Begin EXTRACTED RECORDS

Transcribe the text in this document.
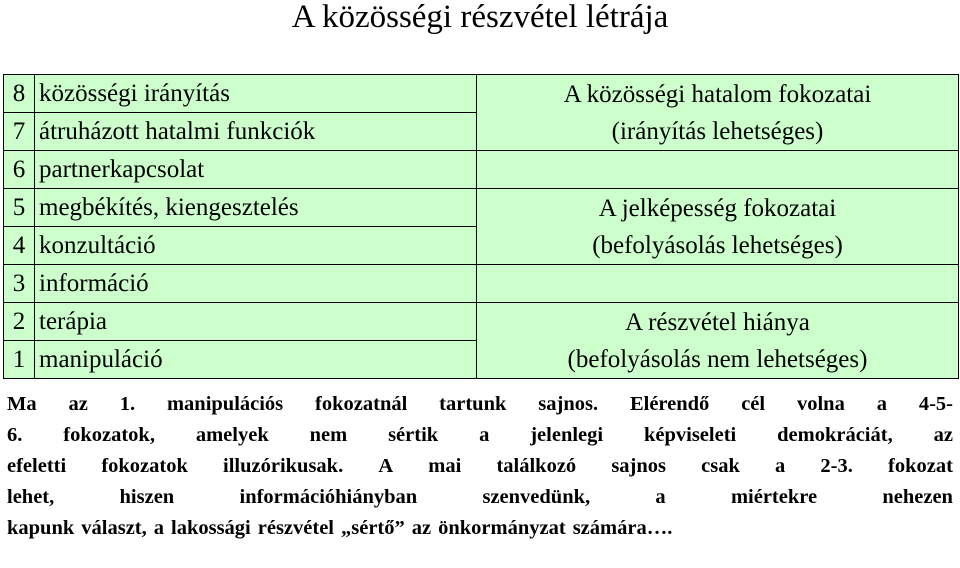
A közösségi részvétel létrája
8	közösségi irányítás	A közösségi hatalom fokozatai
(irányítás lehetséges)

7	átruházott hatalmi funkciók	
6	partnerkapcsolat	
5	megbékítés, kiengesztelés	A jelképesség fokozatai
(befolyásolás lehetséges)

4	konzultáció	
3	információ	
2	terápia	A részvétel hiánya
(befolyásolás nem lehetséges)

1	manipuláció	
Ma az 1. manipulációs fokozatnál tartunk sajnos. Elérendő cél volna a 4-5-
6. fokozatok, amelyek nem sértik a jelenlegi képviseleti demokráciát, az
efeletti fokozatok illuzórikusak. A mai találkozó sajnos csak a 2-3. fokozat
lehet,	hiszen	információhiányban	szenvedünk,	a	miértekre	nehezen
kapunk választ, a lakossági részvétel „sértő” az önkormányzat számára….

End EXTRACTED RECORDS
Begin EXTRACTED RECORDS

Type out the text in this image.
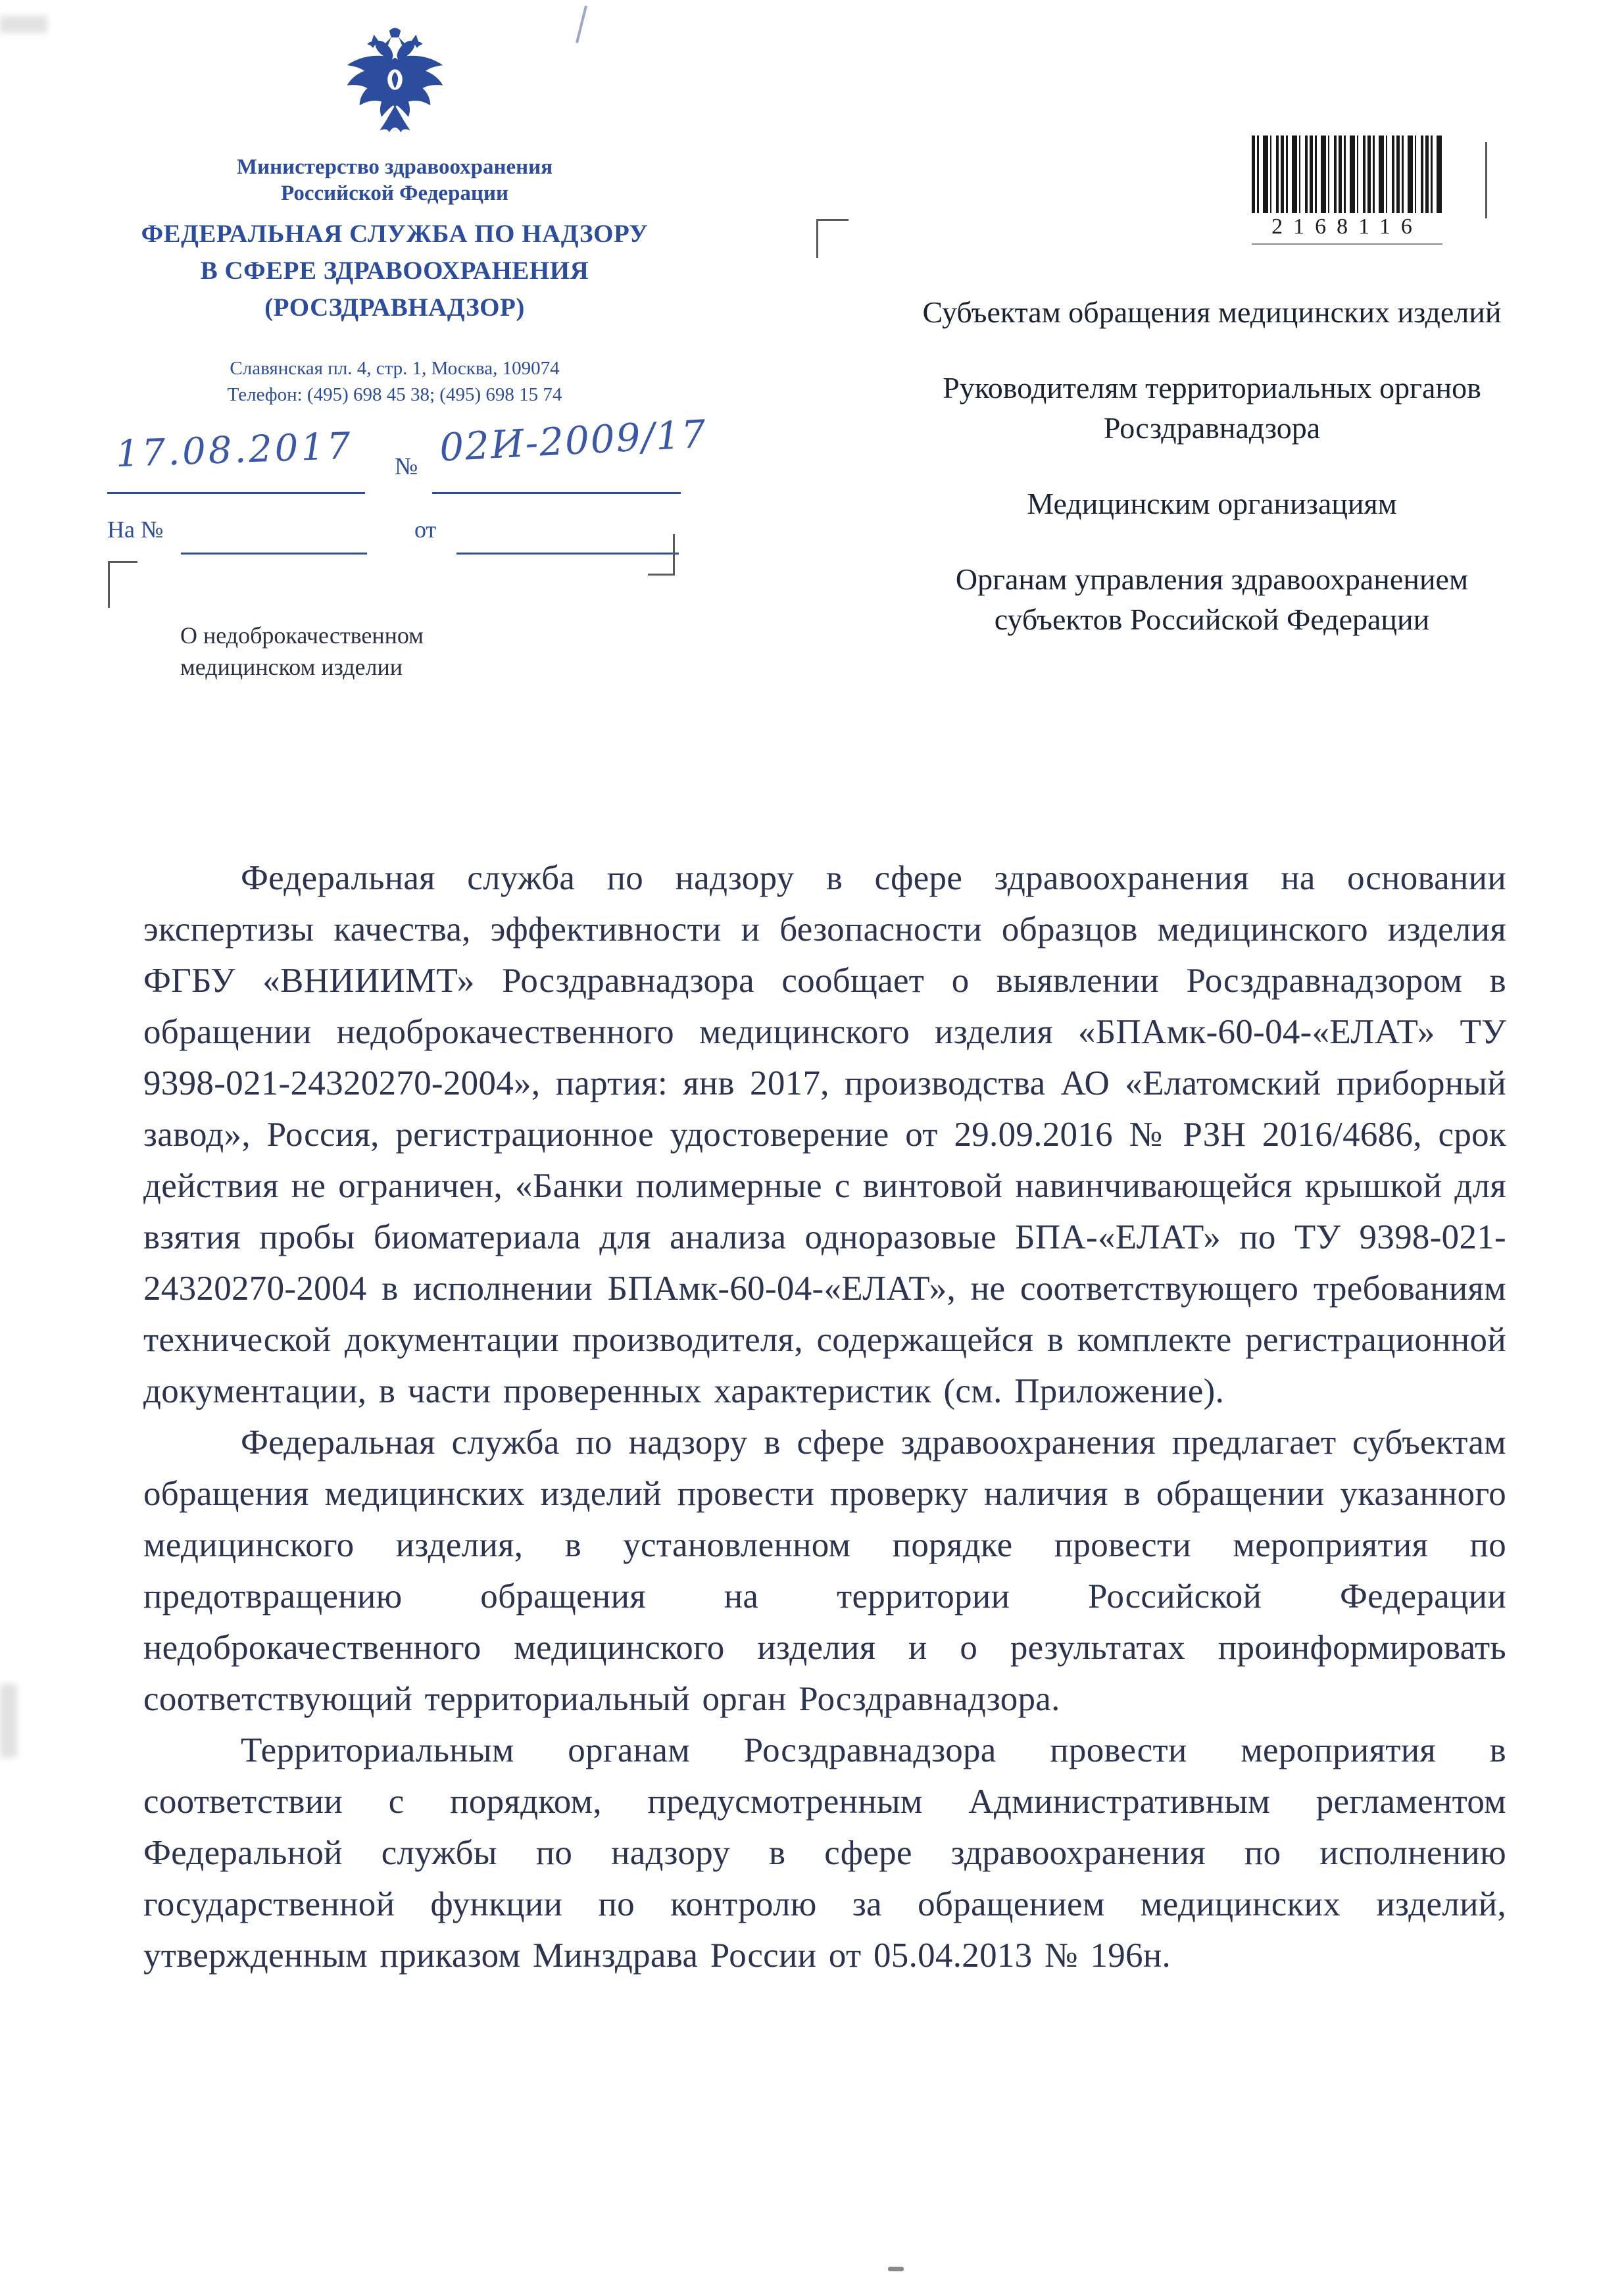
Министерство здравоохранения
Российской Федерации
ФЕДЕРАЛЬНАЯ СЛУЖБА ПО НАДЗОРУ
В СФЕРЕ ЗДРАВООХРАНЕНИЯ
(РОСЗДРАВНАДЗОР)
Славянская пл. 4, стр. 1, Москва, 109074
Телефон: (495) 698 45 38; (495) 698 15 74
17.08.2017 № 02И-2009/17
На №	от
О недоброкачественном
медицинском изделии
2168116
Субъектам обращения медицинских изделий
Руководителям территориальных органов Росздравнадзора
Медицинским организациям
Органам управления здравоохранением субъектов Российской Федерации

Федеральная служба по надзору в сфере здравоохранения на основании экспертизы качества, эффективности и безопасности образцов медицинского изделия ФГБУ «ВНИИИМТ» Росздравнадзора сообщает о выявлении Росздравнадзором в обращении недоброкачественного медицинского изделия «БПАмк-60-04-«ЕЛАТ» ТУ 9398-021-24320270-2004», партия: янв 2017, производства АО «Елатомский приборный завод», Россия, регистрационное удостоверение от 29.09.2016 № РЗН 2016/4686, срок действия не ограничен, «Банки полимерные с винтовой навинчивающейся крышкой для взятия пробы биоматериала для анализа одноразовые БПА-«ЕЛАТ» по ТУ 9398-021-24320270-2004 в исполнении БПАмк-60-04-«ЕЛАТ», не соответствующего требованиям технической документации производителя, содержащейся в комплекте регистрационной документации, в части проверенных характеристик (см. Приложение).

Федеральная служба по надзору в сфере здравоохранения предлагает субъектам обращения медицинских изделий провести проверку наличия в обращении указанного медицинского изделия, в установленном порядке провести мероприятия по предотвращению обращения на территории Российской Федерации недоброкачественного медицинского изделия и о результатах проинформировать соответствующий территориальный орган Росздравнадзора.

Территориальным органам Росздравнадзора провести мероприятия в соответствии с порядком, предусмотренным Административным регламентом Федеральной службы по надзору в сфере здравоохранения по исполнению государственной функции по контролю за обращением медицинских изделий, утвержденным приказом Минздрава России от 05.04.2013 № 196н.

End EXTRACTED RECORDS

Identify each line of the material where the word "irányítás" shows up, and copy it.

8	közösségi irányítás	A közösségi hatalom fokozatai
(irányítás lehetséges)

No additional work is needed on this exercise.